> [Short exercise]
Would you copy out the whole listing exactly as given?

> [Records]

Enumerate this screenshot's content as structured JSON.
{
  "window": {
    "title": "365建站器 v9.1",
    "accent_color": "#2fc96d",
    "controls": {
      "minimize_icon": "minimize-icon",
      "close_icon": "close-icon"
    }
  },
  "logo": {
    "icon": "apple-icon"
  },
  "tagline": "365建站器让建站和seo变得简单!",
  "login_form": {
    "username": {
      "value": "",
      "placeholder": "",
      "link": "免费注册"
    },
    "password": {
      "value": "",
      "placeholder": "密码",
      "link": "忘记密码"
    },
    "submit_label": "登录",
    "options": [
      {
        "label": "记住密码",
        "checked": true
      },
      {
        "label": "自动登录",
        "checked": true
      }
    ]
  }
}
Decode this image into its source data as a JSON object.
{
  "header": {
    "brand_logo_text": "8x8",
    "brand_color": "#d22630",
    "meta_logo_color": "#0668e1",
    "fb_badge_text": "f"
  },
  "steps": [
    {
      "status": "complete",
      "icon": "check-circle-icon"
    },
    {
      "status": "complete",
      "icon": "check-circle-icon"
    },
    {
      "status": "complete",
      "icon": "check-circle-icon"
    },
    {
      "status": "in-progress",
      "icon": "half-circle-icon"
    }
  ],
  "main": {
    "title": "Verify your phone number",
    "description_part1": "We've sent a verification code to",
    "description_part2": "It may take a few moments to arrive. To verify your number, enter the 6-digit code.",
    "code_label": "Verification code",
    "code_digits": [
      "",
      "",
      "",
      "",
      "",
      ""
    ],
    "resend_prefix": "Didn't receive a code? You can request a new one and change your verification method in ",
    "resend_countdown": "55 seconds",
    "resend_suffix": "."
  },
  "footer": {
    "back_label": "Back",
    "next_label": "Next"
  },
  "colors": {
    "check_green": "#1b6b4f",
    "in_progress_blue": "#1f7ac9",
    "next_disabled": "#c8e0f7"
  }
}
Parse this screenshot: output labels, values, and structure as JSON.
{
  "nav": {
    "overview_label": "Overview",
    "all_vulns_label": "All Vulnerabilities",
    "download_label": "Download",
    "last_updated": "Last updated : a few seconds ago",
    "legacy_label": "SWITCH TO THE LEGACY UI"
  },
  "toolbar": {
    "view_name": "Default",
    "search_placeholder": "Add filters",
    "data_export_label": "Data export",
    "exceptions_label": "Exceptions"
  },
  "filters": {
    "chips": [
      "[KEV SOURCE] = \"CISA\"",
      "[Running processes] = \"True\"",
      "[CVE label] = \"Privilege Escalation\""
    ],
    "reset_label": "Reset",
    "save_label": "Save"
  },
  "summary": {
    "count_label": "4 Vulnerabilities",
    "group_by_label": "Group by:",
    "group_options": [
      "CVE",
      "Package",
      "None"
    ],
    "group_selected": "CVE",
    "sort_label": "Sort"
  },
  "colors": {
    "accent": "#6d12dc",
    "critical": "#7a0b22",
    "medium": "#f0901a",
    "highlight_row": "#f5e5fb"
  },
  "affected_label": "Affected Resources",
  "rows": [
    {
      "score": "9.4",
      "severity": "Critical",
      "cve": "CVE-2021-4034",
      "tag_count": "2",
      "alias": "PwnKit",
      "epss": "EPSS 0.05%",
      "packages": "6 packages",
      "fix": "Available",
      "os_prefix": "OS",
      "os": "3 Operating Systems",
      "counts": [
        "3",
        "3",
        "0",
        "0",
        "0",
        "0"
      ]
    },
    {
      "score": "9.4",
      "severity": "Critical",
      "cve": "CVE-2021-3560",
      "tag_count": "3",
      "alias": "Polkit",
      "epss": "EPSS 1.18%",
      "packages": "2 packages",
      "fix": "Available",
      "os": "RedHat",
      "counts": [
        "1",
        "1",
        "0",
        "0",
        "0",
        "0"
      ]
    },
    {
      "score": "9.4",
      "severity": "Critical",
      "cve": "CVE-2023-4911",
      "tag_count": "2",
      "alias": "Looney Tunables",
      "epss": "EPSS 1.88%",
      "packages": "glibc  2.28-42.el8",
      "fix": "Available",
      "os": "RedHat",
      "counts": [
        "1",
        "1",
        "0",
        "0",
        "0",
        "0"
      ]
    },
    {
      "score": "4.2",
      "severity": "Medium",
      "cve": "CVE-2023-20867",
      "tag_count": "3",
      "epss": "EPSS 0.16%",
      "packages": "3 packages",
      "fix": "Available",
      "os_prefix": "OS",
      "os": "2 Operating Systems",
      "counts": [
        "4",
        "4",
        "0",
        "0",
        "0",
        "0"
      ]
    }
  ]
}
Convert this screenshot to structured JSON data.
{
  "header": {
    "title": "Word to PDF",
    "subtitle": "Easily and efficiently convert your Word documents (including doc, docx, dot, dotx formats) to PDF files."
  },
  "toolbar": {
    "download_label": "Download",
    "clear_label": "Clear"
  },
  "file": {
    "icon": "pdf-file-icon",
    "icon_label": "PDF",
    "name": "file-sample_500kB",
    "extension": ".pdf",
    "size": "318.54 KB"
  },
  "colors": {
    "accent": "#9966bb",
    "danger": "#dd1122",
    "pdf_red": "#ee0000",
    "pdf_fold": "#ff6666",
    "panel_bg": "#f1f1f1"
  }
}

> [Correct response]
Enumerate this screenshot's content as structured JSON.
{
  "window": {
    "title": "365建站器 v9.1",
    "accent_color": "#2fc96d",
    "controls": {
      "minimize_icon": "minimize-icon",
      "close_icon": "close-icon"
    }
  },
  "logo": {
    "icon": "apple-icon"
  },
  "tagline": "365建站器让建站和seo变得简单!",
  "login_form": {
    "username": {
      "value": "",
      "placeholder": "",
      "link": "免费注册"
    },
    "password": {
      "value": "",
      "placeholder": "密码",
      "link": "忘记密码"
    },
    "submit_label": "登录",
    "options": [
      {
        "label": "记住密码",
        "checked": true
      },
      {
        "label": "自动登录",
        "checked": true
      }
    ]
  }
}
Decode this image into its source data as a JSON object.
{
  "header": {
    "brand_logo_text": "8x8",
    "brand_color": "#d22630",
    "meta_logo_color": "#0668e1",
    "fb_badge_text": "f"
  },
  "steps": [
    {
      "status": "complete",
      "icon": "check-circle-icon"
    },
    {
      "status": "complete",
      "icon": "check-circle-icon"
    },
    {
      "status": "complete",
      "icon": "check-circle-icon"
    },
    {
      "status": "in-progress",
      "icon": "half-circle-icon"
    }
  ],
  "main": {
    "title": "Verify your phone number",
    "description_part1": "We've sent a verification code to",
    "description_part2": "It may take a few moments to arrive. To verify your number, enter the 6-digit code.",
    "code_label": "Verification code",
    "code_digits": [
      "",
      "",
      "",
      "",
      "",
      ""
    ],
    "resend_prefix": "Didn't receive a code? You can request a new one and change your verification method in ",
    "resend_countdown": "55 seconds",
    "resend_suffix": "."
  },
  "footer": {
    "back_label": "Back",
    "next_label": "Next"
  },
  "colors": {
    "check_green": "#1b6b4f",
    "in_progress_blue": "#1f7ac9",
    "next_disabled": "#c8e0f7"
  }
}
Parse this screenshot: output labels, values, and structure as JSON.
{
  "nav": {
    "overview_label": "Overview",
    "all_vulns_label": "All Vulnerabilities",
    "download_label": "Download",
    "last_updated": "Last updated : a few seconds ago",
    "legacy_label": "SWITCH TO THE LEGACY UI"
  },
  "toolbar": {
    "view_name": "Default",
    "search_placeholder": "Add filters",
    "data_export_label": "Data export",
    "exceptions_label": "Exceptions"
  },
  "filters": {
    "chips": [
      "[KEV SOURCE] = \"CISA\"",
      "[Running processes] = \"True\"",
      "[CVE label] = \"Privilege Escalation\""
    ],
    "reset_label": "Reset",
    "save_label": "Save"
  },
  "summary": {
    "count_label": "4 Vulnerabilities",
    "group_by_label": "Group by:",
    "group_options": [
      "CVE",
      "Package",
      "None"
    ],
    "group_selected": "CVE",
    "sort_label": "Sort"
  },
  "colors": {
    "accent": "#6d12dc",
    "critical": "#7a0b22",
    "medium": "#f0901a",
    "highlight_row": "#f5e5fb"
  },
  "affected_label": "Affected Resources",
  "rows": [
    {
      "score": "9.4",
      "severity": "Critical",
      "cve": "CVE-2021-4034",
      "tag_count": "2",
      "alias": "PwnKit",
      "epss": "EPSS 0.05%",
      "packages": "6 packages",
      "fix": "Available",
      "os_prefix": "OS",
      "os": "3 Operating Systems",
      "counts": [
        "3",
        "3",
        "0",
        "0",
        "0",
        "0"
      ]
    },
    {
      "score": "9.4",
      "severity": "Critical",
      "cve": "CVE-2021-3560",
      "tag_count": "3",
      "alias": "Polkit",
      "epss": "EPSS 1.18%",
      "packages": "2 packages",
      "fix": "Available",
      "os": "RedHat",
      "counts": [
        "1",
        "1",
        "0",
        "0",
        "0",
        "0"
      ]
    },
    {
      "score": "9.4",
      "severity": "Critical",
      "cve": "CVE-2023-4911",
      "tag_count": "2",
      "alias": "Looney Tunables",
      "epss": "EPSS 1.88%",
      "packages": "glibc  2.28-42.el8",
      "fix": "Available",
      "os": "RedHat",
      "counts": [
        "1",
        "1",
        "0",
        "0",
        "0",
        "0"
      ]
    },
    {
      "score": "4.2",
      "severity": "Medium",
      "cve": "CVE-2023-20867",
      "tag_count": "3",
      "epss": "EPSS 0.16%",
      "packages": "3 packages",
      "fix": "Available",
      "os_prefix": "OS",
      "os": "2 Operating Systems",
      "counts": [
        "4",
        "4",
        "0",
        "0",
        "0",
        "0"
      ]
    }
  ]
}
Convert this screenshot to structured JSON data.
{
  "header": {
    "title": "Word to PDF",
    "subtitle": "Easily and efficiently convert your Word documents (including doc, docx, dot, dotx formats) to PDF files."
  },
  "toolbar": {
    "download_label": "Download",
    "clear_label": "Clear"
  },
  "file": {
    "icon": "pdf-file-icon",
    "icon_label": "PDF",
    "name": "file-sample_500kB",
    "extension": ".pdf",
    "size": "318.54 KB"
  },
  "colors": {
    "accent": "#9966bb",
    "danger": "#dd1122",
    "pdf_red": "#ee0000",
    "pdf_fold": "#ff6666",
    "panel_bg": "#f1f1f1"
  }
}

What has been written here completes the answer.